*Written exercise:* Gather every line holding the string "kaupassa".

-- START OF Listing --

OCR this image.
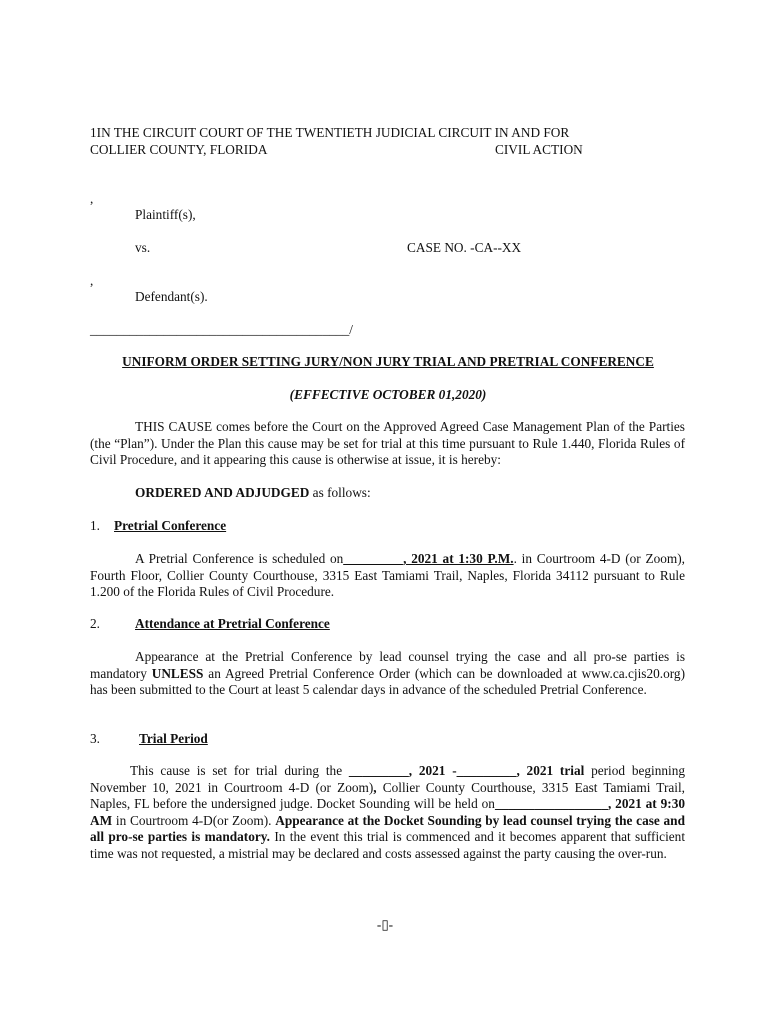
1IN THE CIRCUIT COURT OF THE TWENTIETH JUDICIAL CIRCUIT IN AND FOR
COLLIER COUNTY, FLORIDA	CIVIL ACTION
,
Plaintiff(s),
vs.	CASE NO. -CA--XX
,
Defendant(s).
_______________________________________/
UNIFORM ORDER SETTING JURY/NON JURY TRIAL AND PRETRIAL CONFERENCE
(EFFECTIVE OCTOBER 01,2020)
THIS CAUSE comes before the Court on the Approved Agreed Case Management Plan of the Parties (the “Plan”). Under the Plan this cause may be set for trial at this time pursuant to Rule 1.440, Florida Rules of Civil Procedure, and it appearing this cause is otherwise at issue, it is hereby:
ORDERED AND ADJUDGED as follows:
1. Pretrial Conference
A Pretrial Conference is scheduled on_________, 2021 at 1:30 P.M.. in Courtroom 4-D (or Zoom), Fourth Floor, Collier County Courthouse, 3315 East Tamiami Trail, Naples, Florida 34112 pursuant to Rule 1.200 of the Florida Rules of Civil Procedure.
2.	Attendance at Pretrial Conference
Appearance at the Pretrial Conference by lead counsel trying the case and all pro-se parties is mandatory UNLESS an Agreed Pretrial Conference Order (which can be downloaded at www.ca.cjis20.org) has been submitted to the Court at least 5 calendar days in advance of the scheduled Pretrial Conference.
3.	Trial Period
This cause is set for trial during the _________, 2021 -_________, 2021 trial period beginning November 10, 2021 in Courtroom 4-D (or Zoom), Collier County Courthouse, 3315 East Tamiami Trail, Naples, FL before the undersigned judge. Docket Sounding will be held on_________________, 2021 at 9:30 AM in Courtroom 4-D(or Zoom). Appearance at the Docket Sounding by lead counsel trying the case and all pro-se parties is mandatory. In the event this trial is commenced and it becomes apparent that sufficient time was not requested, a mistrial may be declared and costs assessed against the party causing the over-run.
-▯-
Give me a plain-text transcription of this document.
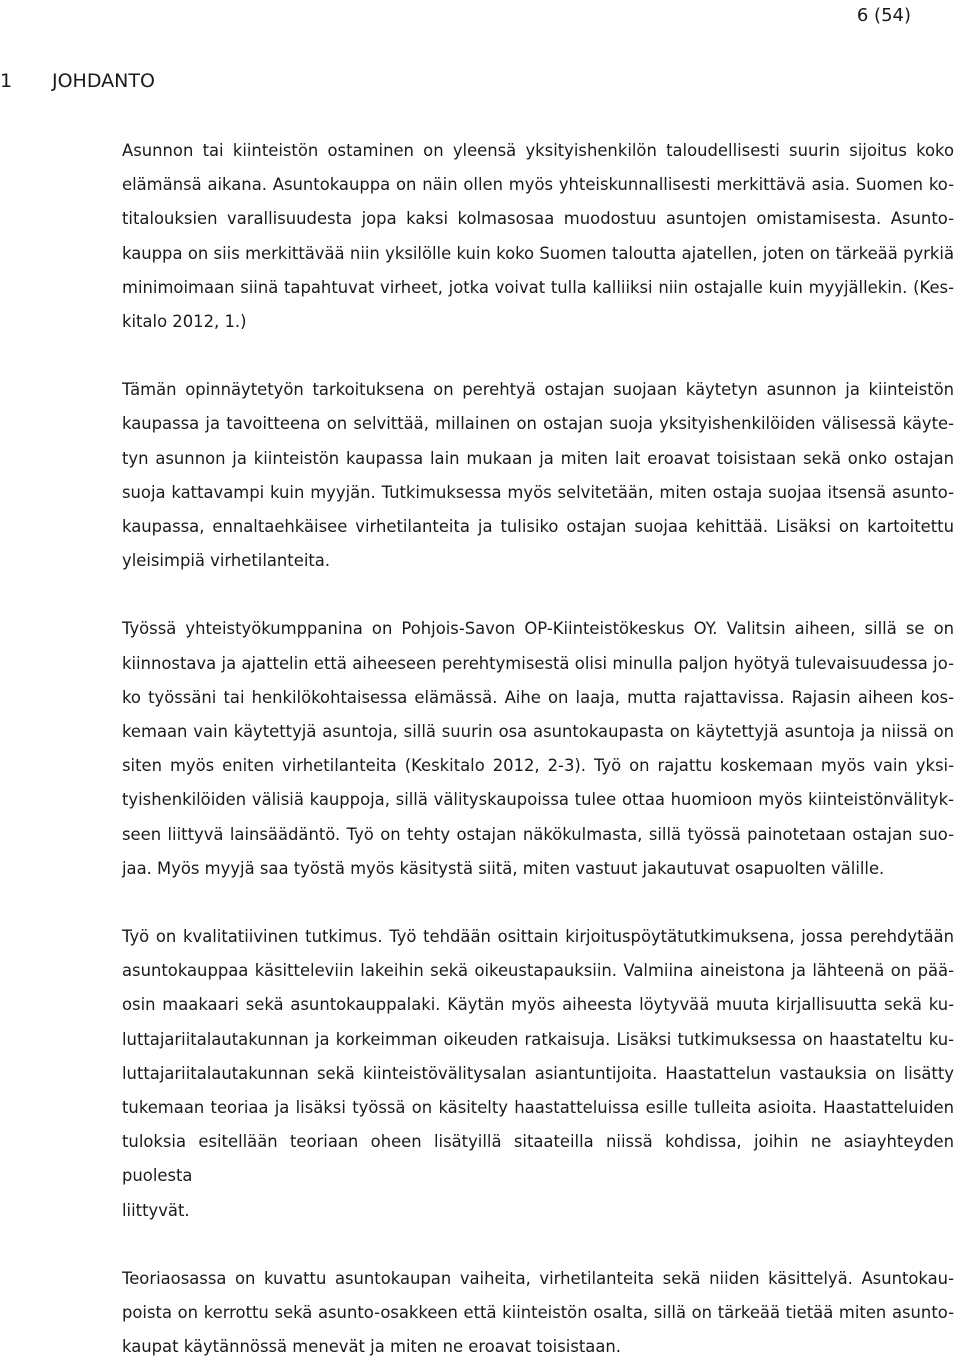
6 (54)
1 JOHDANTO

Asunnon tai kiinteistön ostaminen on yleensä yksityishenkilön taloudellisesti suurin sijoitus koko
elämänsä aikana. Asuntokauppa on näin ollen myös yhteiskunnallisesti merkittävä asia. Suomen ko-
titalouksien varallisuudesta jopa kaksi kolmasosaa muodostuu asuntojen omistamisesta. Asunto-
kauppa on siis merkittävää niin yksilölle kuin koko Suomen taloutta ajatellen, joten on tärkeää pyrkiä
minimoimaan siinä tapahtuvat virheet, jotka voivat tulla kalliiksi niin ostajalle kuin myyjällekin. (Kes-
kitalo 2012, 1.)

Tämän opinnäytetyön tarkoituksena on perehtyä ostajan suojaan käytetyn asunnon ja kiinteistön
kaupassa ja tavoitteena on selvittää, millainen on ostajan suoja yksityishenkilöiden välisessä käyte-
tyn asunnon ja kiinteistön kaupassa lain mukaan ja miten lait eroavat toisistaan sekä onko ostajan
suoja kattavampi kuin myyjän. Tutkimuksessa myös selvitetään, miten ostaja suojaa itsensä asunto-
kaupassa, ennaltaehkäisee virhetilanteita ja tulisiko ostajan suojaa kehittää. Lisäksi on kartoitettu
yleisimpiä virhetilanteita.

Työssä yhteistyökumppanina on Pohjois-Savon OP-Kiinteistökeskus OY. Valitsin aiheen, sillä se on
kiinnostava ja ajattelin että aiheeseen perehtymisestä olisi minulla paljon hyötyä tulevaisuudessa jo-
ko työssäni tai henkilökohtaisessa elämässä. Aihe on laaja, mutta rajattavissa. Rajasin aiheen kos-
kemaan vain käytettyjä asuntoja, sillä suurin osa asuntokaupasta on käytettyjä asuntoja ja niissä on
siten myös eniten virhetilanteita (Keskitalo 2012, 2-3). Työ on rajattu koskemaan myös vain yksi-
tyishenkilöiden välisiä kauppoja, sillä välityskaupoissa tulee ottaa huomioon myös kiinteistönvälityk-
seen liittyvä lainsäädäntö. Työ on tehty ostajan näkökulmasta, sillä työssä painotetaan ostajan suo-
jaa. Myös myyjä saa työstä myös käsitystä siitä, miten vastuut jakautuvat osapuolten välille.

Työ on kvalitatiivinen tutkimus. Työ tehdään osittain kirjoituspöytätutkimuksena, jossa perehdytään
asuntokauppaa käsitteleviin lakeihin sekä oikeustapauksiin. Valmiina aineistona ja lähteenä on pää-
osin maakaari sekä asuntokauppalaki. Käytän myös aiheesta löytyvää muuta kirjallisuutta sekä ku-
luttajariitalautakunnan ja korkeimman oikeuden ratkaisuja. Lisäksi tutkimuksessa on haastateltu ku-
luttajariitalautakunnan sekä kiinteistövälitysalan asiantuntijoita. Haastattelun vastauksia on lisätty
tukemaan teoriaa ja lisäksi työssä on käsitelty haastatteluissa esille tulleita asioita. Haastatteluiden
tuloksia esitellään teoriaan oheen lisätyillä sitaateilla niissä kohdissa, joihin ne asiayhteyden puolesta
liittyvät.

Teoriaosassa on kuvattu asuntokaupan vaiheita, virhetilanteita sekä niiden käsittelyä. Asuntokau-
poista on kerrottu sekä asunto-osakkeen että kiinteistön osalta, sillä on tärkeää tietää miten asunto-
kaupat käytännössä menevät ja miten ne eroavat toisistaan.
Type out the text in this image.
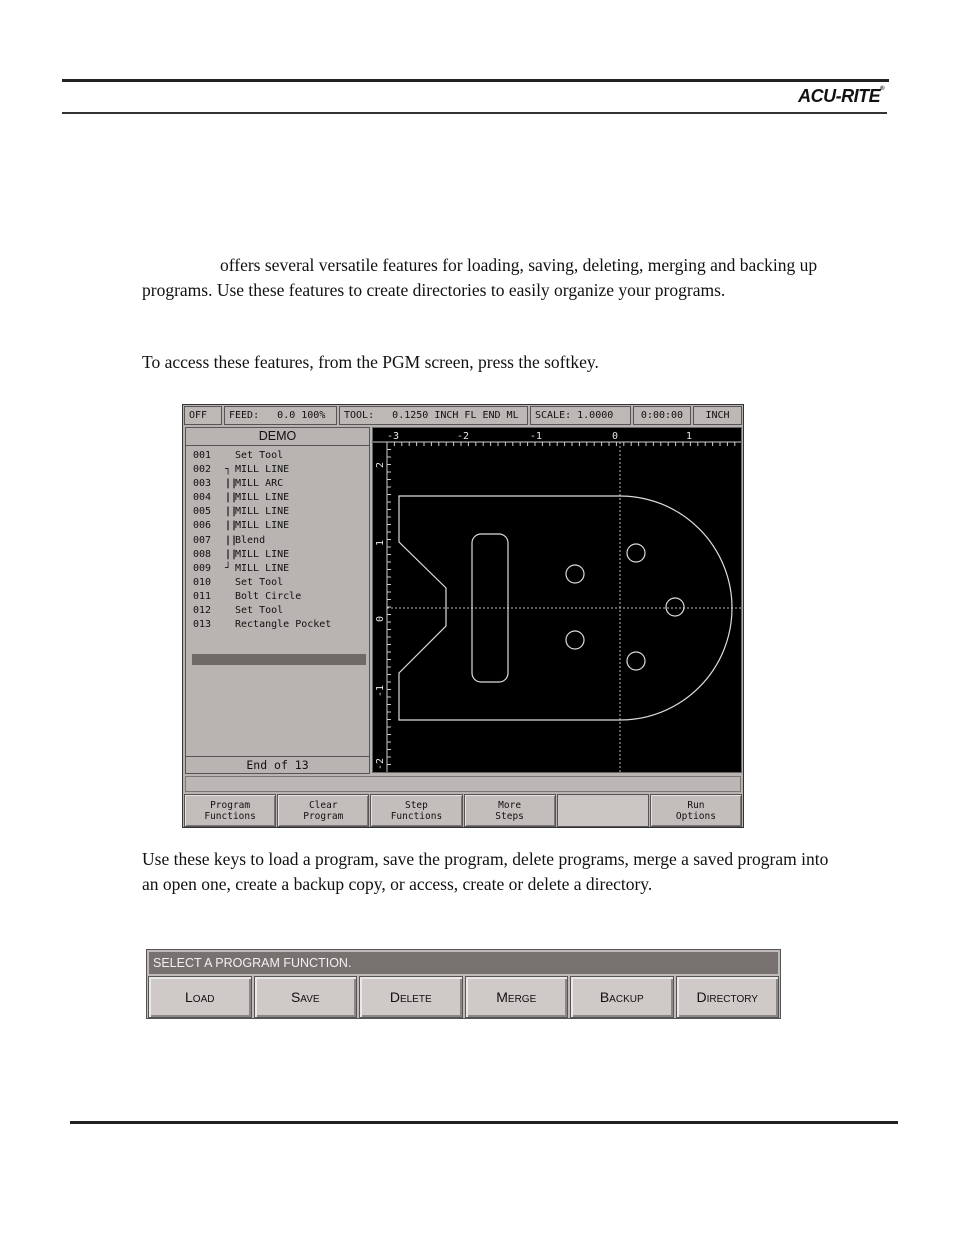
ACU-RITE®

offers several versatile features for loading, saving, deleting, merging and backing up programs. Use these features to create directories to easily organize your programs.

To access these features, from the PGM screen, press the softkey.

OFF	FEED: 0.0 100%	TOOL: 0.1250 INCH FL END ML	SCALE: 1.0000	0:00:00	INCH
DEMO
001 Set Tool
002 ┐ MILL LINE
003 ||MILL ARC
004 ||MILL LINE
005 ||MILL LINE
006 ||MILL LINE
007 ||Blend
008 ||MILL LINE
009 ┘ MILL LINE
010 Set Tool
011 Bolt Circle
012 Set Tool
013 Rectangle Pocket
End of 13
-3	-2	-1	0	1
2
1
0
-1
-2
Program
Functions
Clear
Program
Step
Functions
More
Steps
Run
Options

Use these keys to load a program, save the program, delete programs, merge a saved program into an open one, create a backup copy, or access, create or delete a directory.

SELECT A PROGRAM FUNCTION.
Load	Save	Delete	Merge	Backup	Directory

-- END OF Listing --

*Output for this task:*
kaupassa ja tavoitteena on selvittää, millainen on ostajan suoja yksityishenkilöiden välisessä käyte-
tyn asunnon ja kiinteistön kaupassa lain mukaan ja miten lait eroavat toisistaan sekä onko ostajan
kaupassa, ennaltaehkäisee virhetilanteita ja tulisiko ostajan suojaa kehittää. Lisäksi on kartoitettu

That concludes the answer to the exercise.